■ GIVEN REQUEST ■
Give the stretch of items from the very first line through the line containing "status-dot-icon (652, 506, 658, 512)", both ends included, as a JSON list of strings with one string per line and no blank lines.

>> Begin

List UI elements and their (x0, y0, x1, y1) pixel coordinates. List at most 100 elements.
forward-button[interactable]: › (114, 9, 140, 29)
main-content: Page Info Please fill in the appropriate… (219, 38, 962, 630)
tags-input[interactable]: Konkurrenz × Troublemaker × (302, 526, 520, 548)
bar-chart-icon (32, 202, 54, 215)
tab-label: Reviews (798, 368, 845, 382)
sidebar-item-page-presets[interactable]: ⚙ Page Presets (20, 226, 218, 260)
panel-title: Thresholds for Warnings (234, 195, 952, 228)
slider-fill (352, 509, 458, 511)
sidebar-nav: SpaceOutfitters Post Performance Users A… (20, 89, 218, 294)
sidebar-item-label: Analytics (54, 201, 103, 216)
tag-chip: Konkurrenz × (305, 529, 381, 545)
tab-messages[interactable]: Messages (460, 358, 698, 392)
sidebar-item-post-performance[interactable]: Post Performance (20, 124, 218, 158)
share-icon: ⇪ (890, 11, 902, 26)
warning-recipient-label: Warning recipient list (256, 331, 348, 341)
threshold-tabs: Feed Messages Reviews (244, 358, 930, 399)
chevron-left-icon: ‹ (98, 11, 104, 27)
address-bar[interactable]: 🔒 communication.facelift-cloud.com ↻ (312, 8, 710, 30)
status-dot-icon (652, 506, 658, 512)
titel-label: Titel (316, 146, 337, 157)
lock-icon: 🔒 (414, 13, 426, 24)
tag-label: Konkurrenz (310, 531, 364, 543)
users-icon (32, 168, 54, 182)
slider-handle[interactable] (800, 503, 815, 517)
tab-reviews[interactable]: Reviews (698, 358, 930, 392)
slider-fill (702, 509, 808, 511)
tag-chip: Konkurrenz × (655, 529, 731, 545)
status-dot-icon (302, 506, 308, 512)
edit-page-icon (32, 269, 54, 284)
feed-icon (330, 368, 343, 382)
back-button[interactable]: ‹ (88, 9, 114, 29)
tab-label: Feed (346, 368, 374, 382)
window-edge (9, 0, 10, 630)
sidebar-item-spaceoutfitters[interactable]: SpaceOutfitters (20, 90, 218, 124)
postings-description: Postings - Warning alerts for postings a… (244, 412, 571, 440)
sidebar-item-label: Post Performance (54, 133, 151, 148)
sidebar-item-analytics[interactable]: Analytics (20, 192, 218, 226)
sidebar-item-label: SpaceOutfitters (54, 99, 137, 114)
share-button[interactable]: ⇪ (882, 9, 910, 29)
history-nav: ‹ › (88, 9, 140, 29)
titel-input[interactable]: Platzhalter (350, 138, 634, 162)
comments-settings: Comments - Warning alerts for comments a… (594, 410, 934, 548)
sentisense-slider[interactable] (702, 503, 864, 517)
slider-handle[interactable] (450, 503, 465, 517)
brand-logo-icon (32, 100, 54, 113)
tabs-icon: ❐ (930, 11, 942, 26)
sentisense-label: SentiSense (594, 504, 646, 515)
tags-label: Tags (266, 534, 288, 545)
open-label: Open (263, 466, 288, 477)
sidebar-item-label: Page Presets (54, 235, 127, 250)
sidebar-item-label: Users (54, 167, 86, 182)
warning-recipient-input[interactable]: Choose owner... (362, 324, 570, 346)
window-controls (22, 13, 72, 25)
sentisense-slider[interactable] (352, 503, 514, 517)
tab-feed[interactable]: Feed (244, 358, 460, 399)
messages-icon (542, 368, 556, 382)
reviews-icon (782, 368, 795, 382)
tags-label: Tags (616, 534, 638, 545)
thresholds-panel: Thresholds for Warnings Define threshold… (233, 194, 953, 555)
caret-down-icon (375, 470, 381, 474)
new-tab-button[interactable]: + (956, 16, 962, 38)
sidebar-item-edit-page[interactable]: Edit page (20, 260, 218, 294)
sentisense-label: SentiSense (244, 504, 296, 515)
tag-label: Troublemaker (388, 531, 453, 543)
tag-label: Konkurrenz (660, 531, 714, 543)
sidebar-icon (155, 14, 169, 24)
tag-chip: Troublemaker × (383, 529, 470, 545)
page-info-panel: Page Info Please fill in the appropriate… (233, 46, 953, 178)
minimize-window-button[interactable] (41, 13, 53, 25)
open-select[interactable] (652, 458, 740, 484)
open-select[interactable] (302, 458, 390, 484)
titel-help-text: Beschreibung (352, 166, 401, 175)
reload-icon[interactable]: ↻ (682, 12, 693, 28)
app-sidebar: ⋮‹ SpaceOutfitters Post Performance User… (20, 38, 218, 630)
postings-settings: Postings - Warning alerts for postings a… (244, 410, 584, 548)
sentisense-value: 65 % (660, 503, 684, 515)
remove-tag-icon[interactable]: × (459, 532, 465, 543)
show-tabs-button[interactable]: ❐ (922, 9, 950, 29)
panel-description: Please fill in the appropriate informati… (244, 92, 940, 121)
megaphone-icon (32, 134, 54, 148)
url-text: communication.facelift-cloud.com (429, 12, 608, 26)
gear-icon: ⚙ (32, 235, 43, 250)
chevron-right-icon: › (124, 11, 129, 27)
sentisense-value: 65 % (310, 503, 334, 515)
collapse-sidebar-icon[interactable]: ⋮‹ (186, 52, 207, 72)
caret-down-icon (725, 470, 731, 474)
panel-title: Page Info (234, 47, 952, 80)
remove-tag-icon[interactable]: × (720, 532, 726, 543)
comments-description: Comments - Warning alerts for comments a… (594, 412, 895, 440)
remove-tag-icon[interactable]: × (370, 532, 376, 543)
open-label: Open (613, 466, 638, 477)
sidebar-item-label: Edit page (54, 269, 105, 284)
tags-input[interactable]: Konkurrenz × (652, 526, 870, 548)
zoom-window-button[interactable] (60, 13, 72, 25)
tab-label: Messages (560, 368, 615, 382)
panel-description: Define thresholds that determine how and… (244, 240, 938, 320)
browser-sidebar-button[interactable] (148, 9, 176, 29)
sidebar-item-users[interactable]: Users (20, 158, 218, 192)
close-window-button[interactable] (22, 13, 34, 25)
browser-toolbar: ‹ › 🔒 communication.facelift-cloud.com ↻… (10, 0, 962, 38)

>> End

■ OUTPUT FOR THIS TASK ■
[
  "List UI elements and their (x0, y0, x1, y1) pixel coordinates. List at most 100 elements.",
  "forward-button[interactable]: › (114, 9, 140, 29)",
  "main-content: Page Info Please fill in the appropriate… (219, 38, 962, 630)",
  "tags-input[interactable]: Konkurrenz × Troublemaker × (302, 526, 520, 548)",
  "bar-chart-icon (32, 202, 54, 215)",
  "tab-label: Reviews (798, 368, 845, 382)",
  "sidebar-item-page-presets[interactable]: ⚙ Page Presets (20, 226, 218, 260)",
  "panel-title: Thresholds for Warnings (234, 195, 952, 228)",
  "slider-fill (352, 509, 458, 511)",
  "sidebar-nav: SpaceOutfitters Post Performance Users A… (20, 89, 218, 294)",
  "sidebar-item-label: Analytics (54, 201, 103, 216)",
  "tag-chip: Konkurrenz × (305, 529, 381, 545)",
  "tab-messages[interactable]: Messages (460, 358, 698, 392)",
  "sidebar-item-post-performance[interactable]: Post Performance (20, 124, 218, 158)",
  "share-icon: ⇪ (890, 11, 902, 26)",
  "warning-recipient-label: Warning recipient list (256, 331, 348, 341)",
  "threshold-tabs: Feed Messages Reviews (244, 358, 930, 399)",
  "chevron-left-icon: ‹ (98, 11, 104, 27)",
  "address-bar[interactable]: 🔒 communication.facelift-cloud.com ↻ (312, 8, 710, 30)",
  "status-dot-icon (652, 506, 658, 512)"
]